▶ _The request_: Give back the line where "Give me a plain-text" appears and all the lines after it until the listing ends, unchanged and with nothing else.

▶ _Data records_:

────

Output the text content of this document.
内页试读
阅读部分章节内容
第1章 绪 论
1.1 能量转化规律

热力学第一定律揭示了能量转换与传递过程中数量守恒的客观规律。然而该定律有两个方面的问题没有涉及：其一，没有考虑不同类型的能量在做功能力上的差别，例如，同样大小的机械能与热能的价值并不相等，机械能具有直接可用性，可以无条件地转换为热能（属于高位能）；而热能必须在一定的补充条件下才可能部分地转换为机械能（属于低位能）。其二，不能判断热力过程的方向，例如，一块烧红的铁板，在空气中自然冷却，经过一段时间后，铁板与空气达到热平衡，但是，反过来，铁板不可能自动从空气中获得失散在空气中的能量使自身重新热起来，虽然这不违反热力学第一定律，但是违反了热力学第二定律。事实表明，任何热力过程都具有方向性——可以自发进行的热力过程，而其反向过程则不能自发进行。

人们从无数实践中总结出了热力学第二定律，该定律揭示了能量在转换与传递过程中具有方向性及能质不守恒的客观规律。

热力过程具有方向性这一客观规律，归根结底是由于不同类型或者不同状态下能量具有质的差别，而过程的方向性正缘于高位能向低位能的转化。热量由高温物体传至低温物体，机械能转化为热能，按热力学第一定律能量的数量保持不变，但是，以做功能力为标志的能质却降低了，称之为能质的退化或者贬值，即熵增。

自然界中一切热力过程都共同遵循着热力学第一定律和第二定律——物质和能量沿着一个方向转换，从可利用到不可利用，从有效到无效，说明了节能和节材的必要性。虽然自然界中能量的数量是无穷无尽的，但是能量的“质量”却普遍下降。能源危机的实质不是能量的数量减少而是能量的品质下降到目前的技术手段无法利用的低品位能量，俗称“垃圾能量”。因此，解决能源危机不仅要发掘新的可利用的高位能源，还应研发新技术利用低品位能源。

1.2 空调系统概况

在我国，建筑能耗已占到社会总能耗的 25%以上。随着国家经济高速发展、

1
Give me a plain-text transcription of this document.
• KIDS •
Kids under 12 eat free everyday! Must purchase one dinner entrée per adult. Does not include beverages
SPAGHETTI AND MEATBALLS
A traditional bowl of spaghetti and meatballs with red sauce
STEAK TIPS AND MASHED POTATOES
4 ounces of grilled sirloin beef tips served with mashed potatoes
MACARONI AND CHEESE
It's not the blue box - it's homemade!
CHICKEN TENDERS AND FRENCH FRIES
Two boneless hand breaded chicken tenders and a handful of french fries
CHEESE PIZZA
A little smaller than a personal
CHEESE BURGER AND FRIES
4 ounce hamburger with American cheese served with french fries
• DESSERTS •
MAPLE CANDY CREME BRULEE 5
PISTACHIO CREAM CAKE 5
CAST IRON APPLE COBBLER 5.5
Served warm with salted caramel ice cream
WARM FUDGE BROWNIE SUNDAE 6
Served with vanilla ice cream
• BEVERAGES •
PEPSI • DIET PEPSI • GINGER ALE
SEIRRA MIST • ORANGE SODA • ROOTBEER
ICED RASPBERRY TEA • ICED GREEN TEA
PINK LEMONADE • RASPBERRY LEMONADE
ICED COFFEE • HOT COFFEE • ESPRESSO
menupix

────

▶ _Result of this task_:
Give me a plain-text transcription of this document.
• KIDS •
Kids under 12 eat free everyday! Must purchase one dinner entrée per adult. Does not include beverages
SPAGHETTI AND MEATBALLS
A traditional bowl of spaghetti and meatballs with red sauce
STEAK TIPS AND MASHED POTATOES
4 ounces of grilled sirloin beef tips served with mashed potatoes
MACARONI AND CHEESE
It's not the blue box - it's homemade!
CHICKEN TENDERS AND FRENCH FRIES
Two boneless hand breaded chicken tenders and a handful of french fries
CHEESE PIZZA
A little smaller than a personal
CHEESE BURGER AND FRIES
4 ounce hamburger with American cheese served with french fries
• DESSERTS •
MAPLE CANDY CREME BRULEE 5
PISTACHIO CREAM CAKE 5
CAST IRON APPLE COBBLER 5.5
Served warm with salted caramel ice cream
WARM FUDGE BROWNIE SUNDAE 6
Served with vanilla ice cream
• BEVERAGES •
PEPSI • DIET PEPSI • GINGER ALE
SEIRRA MIST • ORANGE SODA • ROOTBEER
ICED RASPBERRY TEA • ICED GREEN TEA
PINK LEMONADE • RASPBERRY LEMONADE
ICED COFFEE • HOT COFFEE • ESPRESSO
menupix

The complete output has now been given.